**Required work:** Lay out as a JSON list of strings, one string per line and no blank lines, the part of the listing that opens with the line containing "volume-bar [547, 250, 556, 259]" and closes with the line containing "volume-bar [698, 245, 707, 259]", both of those lines included.

▬▬▬▬▬▬▬▬▬▬

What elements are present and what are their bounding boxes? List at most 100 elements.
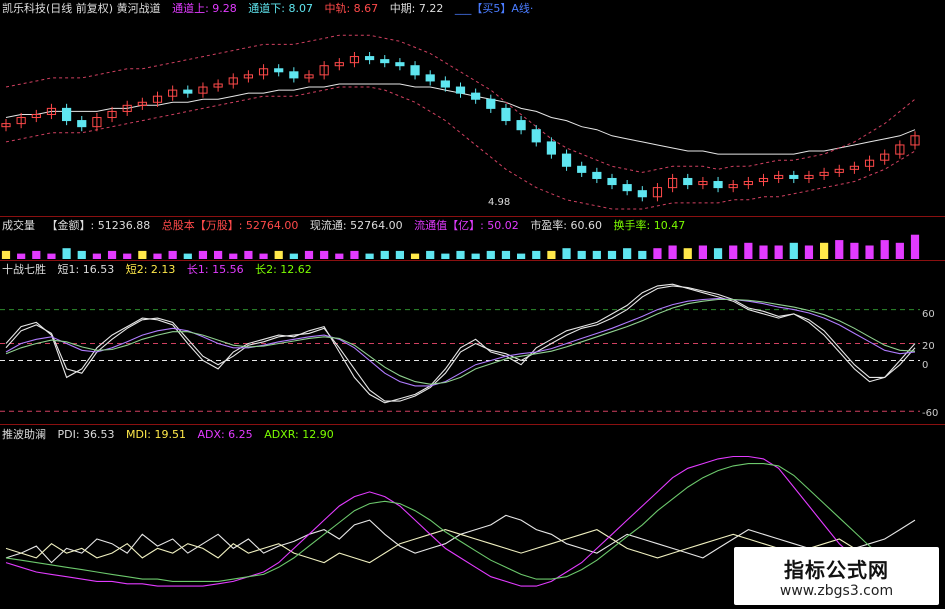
volume-bar [547, 250, 556, 259]
candle-body [380, 59, 390, 64]
volume-bar [895, 242, 904, 259]
short2-label: 短2: 2.13 [125, 263, 176, 276]
candle-body [274, 68, 284, 73]
candle-body [486, 98, 496, 109]
volume-bar [380, 250, 389, 259]
total-shares-label: 总股本【万股】: 52764.00 [161, 219, 299, 232]
volume-bar [820, 242, 829, 259]
mid-line-label: 中轨: 8.67 [324, 2, 379, 15]
kdj-tick-label: -60 [922, 408, 939, 419]
volume-bar [698, 245, 707, 259]
volume-panel-header: 成交量 【金额】: 51236.88 总股本【万股】: 52764.00 现流通… [2, 218, 693, 234]
volume-bar [471, 253, 480, 259]
volume-panel-title: 成交量 [2, 219, 35, 232]
volume-bar [183, 253, 192, 259]
volume-bar [138, 250, 147, 259]
kdj-panel-header: 十战七胜 短1: 16.53 短2: 2.13 长1: 15.56 长2: 12… [2, 262, 320, 278]
candle-body [425, 74, 435, 82]
volume-bar [683, 248, 692, 259]
volume-bar [486, 250, 495, 259]
candle-body [395, 62, 405, 67]
volume-bar [880, 240, 889, 259]
volume-bar [532, 250, 541, 259]
mdi-label: MDI: 19.51 [126, 428, 186, 441]
candle-body [546, 141, 556, 155]
candle-body [789, 174, 799, 179]
candle-body [577, 165, 587, 173]
candle-body [455, 86, 466, 94]
volume-bar [214, 250, 223, 259]
kdj-series-line [5, 298, 916, 385]
volume-bar [850, 242, 859, 259]
volume-bar [441, 253, 450, 259]
volume-bar [304, 250, 314, 259]
adxr-label: ADXR: 12.90 [264, 428, 334, 441]
candle-body [561, 153, 572, 167]
kdj-tick-label: 60 [922, 309, 935, 320]
volume-bar [274, 250, 283, 259]
volume-bar [774, 245, 783, 259]
volume-bar [244, 250, 253, 259]
candle-body [440, 80, 450, 88]
candle-body [289, 71, 299, 79]
volume-bar [592, 250, 601, 259]
dmi-panel-title: 推波助澜 [2, 428, 46, 441]
float-shares-label: 现流通: 52764.00 [309, 219, 403, 232]
pe-ratio-label: 市盈率: 60.60 [530, 219, 603, 232]
low-price-annotation: 4.98 [488, 197, 511, 208]
price-panel-header: 凯乐科技(日线 前复权) 黄河战道 通道上: 9.28 通道下: 8.07 中轨… [2, 1, 541, 17]
stock-chart-window: 凯乐科技(日线 前复权) 黄河战道 通道上: 9.28 通道下: 8.07 中轨… [0, 0, 945, 609]
volume-bar [501, 250, 511, 259]
volume-bar [395, 250, 404, 259]
volume-bar [289, 253, 298, 259]
volume-bar [607, 250, 617, 259]
volume-bar [638, 250, 647, 259]
volume-bar [456, 250, 465, 259]
volume-bar [562, 248, 571, 259]
candle-body [531, 129, 541, 143]
channel-up-label: 通道上: 9.28 [172, 2, 237, 15]
volume-bar [168, 250, 177, 259]
volume-bar [92, 253, 101, 259]
chart-canvas [0, 34, 920, 592]
candle-body [607, 177, 617, 186]
watermark-title: 指标公式网 [784, 557, 889, 582]
pdi-label: PDI: 36.53 [57, 428, 115, 441]
volume-bar [410, 253, 420, 259]
candle-body [501, 107, 511, 122]
volume-bar [759, 245, 768, 259]
watermark-logo: 指标公式网 www.zbgs3.com [734, 547, 939, 605]
kdj-panel-title: 十战七胜 [2, 263, 46, 276]
volume-bar [865, 245, 874, 259]
kdj-tick-label: 0 [922, 360, 929, 371]
extra-indicator-label: ___【买5】A线· [454, 2, 534, 15]
candle-body [410, 65, 420, 76]
candle-body [471, 92, 481, 100]
short1-label: 短1: 16.53 [57, 263, 115, 276]
volume-bar [1, 250, 11, 259]
panel-separator [0, 260, 945, 261]
volume-bar [123, 253, 132, 259]
candle-body [637, 190, 647, 198]
volume-bar [17, 253, 26, 259]
volume-bar [729, 245, 738, 259]
long2-label: 长2: 12.62 [255, 263, 312, 276]
volume-bar [835, 240, 844, 259]
kdj-tick-label: 20 [922, 341, 935, 352]
panel-separator [0, 216, 945, 217]
volume-bar [910, 234, 920, 259]
candle-body [62, 107, 72, 122]
volume-bar [153, 253, 162, 259]
candle-body [77, 120, 87, 128]
price-panel-title: 凯乐科技(日线 前复权) 黄河战道 [2, 2, 161, 15]
volume-bar [350, 250, 359, 259]
volume-bar [623, 248, 632, 259]
volume-bar [77, 250, 86, 259]
volume-bar [804, 245, 814, 259]
watermark-url: www.zbgs3.com [779, 582, 894, 599]
volume-bar [668, 245, 677, 259]
candle-body [713, 181, 723, 189]
volume-bar [229, 253, 238, 259]
volume-bar [107, 250, 117, 259]
float-value-label: 流通值【亿】: 50.02 [414, 219, 519, 232]
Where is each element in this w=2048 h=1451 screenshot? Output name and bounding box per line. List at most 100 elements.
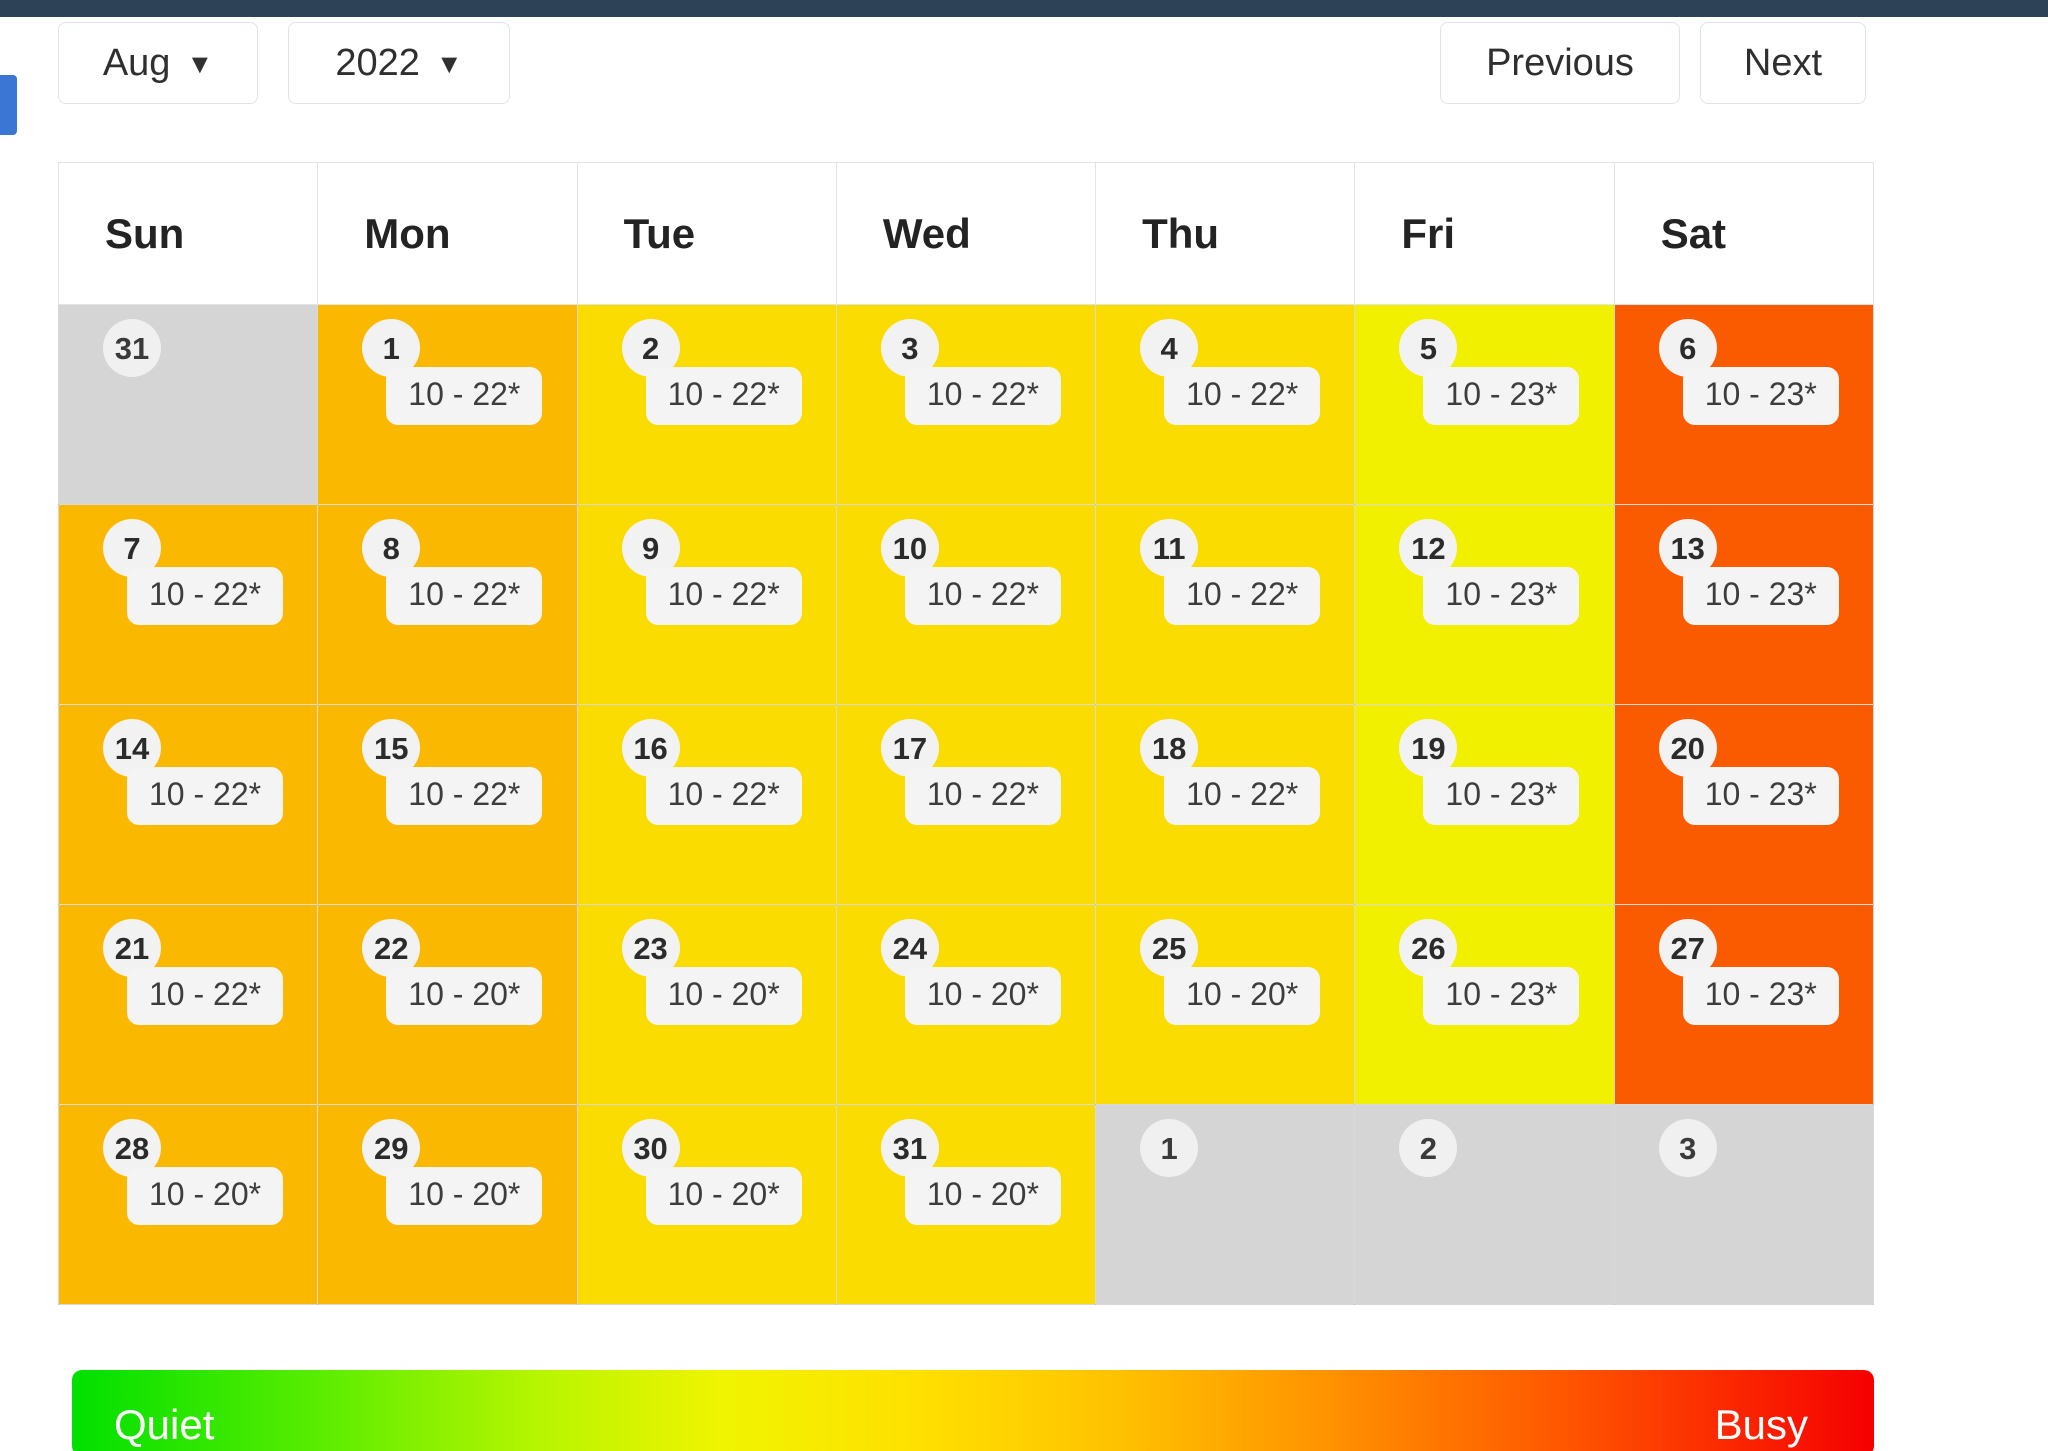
calendar-day-content: 24 10 - 20* <box>837 905 1095 1104</box>
calendar-day-content: 13 10 - 23* <box>1615 505 1873 704</box>
calendar-day-content: 15 10 - 22* <box>318 705 576 904</box>
opening-hours-badge: 10 - 22* <box>645 567 802 625</box>
opening-hours-badge: 10 - 20* <box>645 967 802 1025</box>
calendar-day-cell[interactable]: 2 <box>1354 1104 1615 1305</box>
opening-hours-badge: 10 - 22* <box>645 767 802 825</box>
opening-hours-badge: 10 - 23* <box>1423 767 1580 825</box>
calendar-day-content: 30 10 - 20* <box>578 1105 836 1304</box>
calendar-day-content: 9 10 - 22* <box>578 505 836 704</box>
year-select-button[interactable]: 2022 ▼ <box>288 22 510 104</box>
calendar-day-content: 1 <box>1096 1105 1354 1304</box>
calendar-day-cell[interactable]: 4 10 - 22* <box>1095 304 1356 505</box>
calendar-day-cell[interactable]: 25 10 - 20* <box>1095 904 1356 1105</box>
calendar-day-cell[interactable]: 9 10 - 22* <box>576 504 837 705</box>
chevron-down-icon: ▼ <box>435 48 463 79</box>
busyness-legend: Quiet Busy <box>72 1370 1874 1451</box>
calendar-day-cell[interactable]: 31 10 - 20* <box>835 1104 1097 1305</box>
calendar-day-cell[interactable]: 12 10 - 23* <box>1354 504 1615 705</box>
calendar-day-cell[interactable]: 30 10 - 20* <box>576 1104 837 1305</box>
calendar-day-cell[interactable]: 28 10 - 20* <box>57 1104 319 1305</box>
calendar-day-content: 12 10 - 23* <box>1355 505 1613 704</box>
calendar-day-cell[interactable]: 19 10 - 23* <box>1354 704 1615 905</box>
calendar-day-cell[interactable]: 29 10 - 20* <box>317 1104 578 1305</box>
calendar-day-content: 14 10 - 22* <box>59 705 317 904</box>
legend-quiet-label: Quiet <box>114 1401 215 1448</box>
chevron-down-icon: ▼ <box>186 48 214 79</box>
calendar-day-cell[interactable]: 8 10 - 22* <box>317 504 578 705</box>
calendar-day-content: 19 10 - 23* <box>1355 705 1613 904</box>
calendar-day-cell[interactable]: 18 10 - 22* <box>1095 704 1356 905</box>
calendar-day-content: 25 10 - 20* <box>1096 905 1354 1104</box>
calendar-day-cell[interactable]: 22 10 - 20* <box>317 904 578 1105</box>
opening-hours-badge: 10 - 20* <box>1164 967 1321 1025</box>
opening-hours-badge: 10 - 22* <box>1164 567 1321 625</box>
opening-hours-badge: 10 - 22* <box>386 767 543 825</box>
opening-hours-badge: 10 - 22* <box>645 367 802 425</box>
weekday-header-mon: Mon <box>317 162 578 305</box>
calendar-day-content: 7 10 - 22* <box>59 505 317 704</box>
calendar-day-cell[interactable]: 21 10 - 22* <box>57 904 319 1105</box>
calendar-day-cell[interactable]: 1 10 - 22* <box>317 304 578 505</box>
calendar-day-cell[interactable]: 14 10 - 22* <box>57 704 319 905</box>
opening-hours-badge: 10 - 22* <box>1164 767 1321 825</box>
previous-button[interactable]: Previous <box>1440 22 1680 104</box>
calendar-day-content: 26 10 - 23* <box>1355 905 1613 1104</box>
day-number-badge: 31 <box>103 319 161 377</box>
day-number-badge: 1 <box>1140 1119 1199 1177</box>
opening-hours-badge: 10 - 22* <box>386 567 543 625</box>
calendar-day-content: 8 10 - 22* <box>318 505 576 704</box>
calendar-day-cell[interactable]: 7 10 - 22* <box>57 504 319 705</box>
month-select-label: Aug <box>102 41 171 84</box>
calendar-week-row: 14 10 - 22* 15 10 - 22* 16 10 - 22* 17 10 - 22*… <box>57 704 1875 905</box>
calendar-day-cell[interactable]: 10 10 - 22* <box>835 504 1097 705</box>
calendar-day-cell[interactable]: 6 10 - 23* <box>1613 304 1875 505</box>
opening-hours-badge: 10 - 20* <box>645 1167 802 1225</box>
calendar-day-content: 28 10 - 20* <box>59 1105 317 1304</box>
calendar-day-cell[interactable]: 24 10 - 20* <box>835 904 1097 1105</box>
calendar-day-content: 18 10 - 22* <box>1096 705 1354 904</box>
opening-hours-badge: 10 - 23* <box>1682 567 1839 625</box>
calendar-day-cell[interactable]: 3 10 - 22* <box>835 304 1097 505</box>
calendar-day-cell[interactable]: 16 10 - 22* <box>576 704 837 905</box>
calendar-grid: Sun Mon Tue Wed Thu Fri Sat 31 1 10 - 22* 2 10 - 2… <box>57 162 1875 1305</box>
opening-hours-badge: 10 - 22* <box>1164 367 1321 425</box>
calendar-day-cell[interactable]: 20 10 - 23* <box>1613 704 1875 905</box>
calendar-day-cell[interactable]: 13 10 - 23* <box>1613 504 1875 705</box>
calendar-day-content: 27 10 - 23* <box>1615 905 1873 1104</box>
opening-hours-badge: 10 - 23* <box>1682 967 1839 1025</box>
calendar-day-content: 31 10 - 20* <box>837 1105 1095 1304</box>
calendar-day-content: 11 10 - 22* <box>1096 505 1354 704</box>
calendar-day-cell[interactable]: 11 10 - 22* <box>1095 504 1356 705</box>
opening-hours-badge: 10 - 22* <box>127 567 284 625</box>
opening-hours-badge: 10 - 22* <box>904 567 1061 625</box>
calendar-toolbar: Aug ▼ 2022 ▼ Previous Next <box>0 22 2048 118</box>
next-button[interactable]: Next <box>1700 22 1866 104</box>
calendar-week-row: 21 10 - 22* 22 10 - 20* 23 10 - 20* 24 10 - 20*… <box>57 904 1875 1105</box>
calendar-page: Aug ▼ 2022 ▼ Previous Next Sun Mon Tue Wed T… <box>0 0 2048 1451</box>
weekday-header-tue: Tue <box>576 162 837 305</box>
calendar-day-cell[interactable]: 15 10 - 22* <box>317 704 578 905</box>
calendar-day-cell[interactable]: 17 10 - 22* <box>835 704 1097 905</box>
calendar-day-content: 20 10 - 23* <box>1615 705 1873 904</box>
opening-hours-badge: 10 - 20* <box>386 1167 543 1225</box>
opening-hours-badge: 10 - 22* <box>127 767 284 825</box>
weekday-header-wed: Wed <box>835 162 1097 305</box>
calendar-day-cell[interactable]: 31 <box>57 304 319 505</box>
calendar-day-cell[interactable]: 5 10 - 23* <box>1354 304 1615 505</box>
calendar-week-row: 7 10 - 22* 8 10 - 22* 9 10 - 22* 10 10 - 22* 11 1… <box>57 504 1875 705</box>
calendar-day-cell[interactable]: 23 10 - 20* <box>576 904 837 1105</box>
calendar-day-content: 5 10 - 23* <box>1355 305 1613 504</box>
month-select-button[interactable]: Aug ▼ <box>58 22 258 104</box>
calendar-day-content: 3 10 - 22* <box>837 305 1095 504</box>
opening-hours-badge: 10 - 20* <box>904 1167 1061 1225</box>
calendar-day-content: 10 10 - 22* <box>837 505 1095 704</box>
calendar-day-content: 4 10 - 22* <box>1096 305 1354 504</box>
calendar-body: 31 1 10 - 22* 2 10 - 22* 3 10 - 22* 4 10 - 22* 5 1… <box>57 304 1875 1305</box>
opening-hours-badge: 10 - 23* <box>1682 367 1839 425</box>
calendar-day-cell[interactable]: 2 10 - 22* <box>576 304 837 505</box>
calendar-day-cell[interactable]: 3 <box>1613 1104 1875 1305</box>
calendar-day-cell[interactable]: 1 <box>1095 1104 1356 1305</box>
opening-hours-badge: 10 - 23* <box>1682 767 1839 825</box>
calendar-day-cell[interactable]: 26 10 - 23* <box>1354 904 1615 1105</box>
calendar-day-cell[interactable]: 27 10 - 23* <box>1613 904 1875 1105</box>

▬▬▬▬▬▬▬▬▬▬

**Exercise solution:**
[
  "volume-bar [547, 250, 556, 259]",
  "candle-body [380, 59, 390, 64]",
  "volume-bar [895, 242, 904, 259]",
  "short2-label: 短2: 2.13 [125, 263, 176, 276]",
  "candle-body [274, 68, 284, 73]",
  "candle-body [486, 98, 496, 109]",
  "volume-bar [380, 250, 389, 259]",
  "total-shares-label: 总股本【万股】: 52764.00 [161, 219, 299, 232]",
  "volume-bar [820, 242, 829, 259]",
  "mid-line-label: 中轨: 8.67 [324, 2, 379, 15]",
  "kdj-tick-label: -60 [922, 408, 939, 419]",
  "volume-bar [698, 245, 707, 259]"
]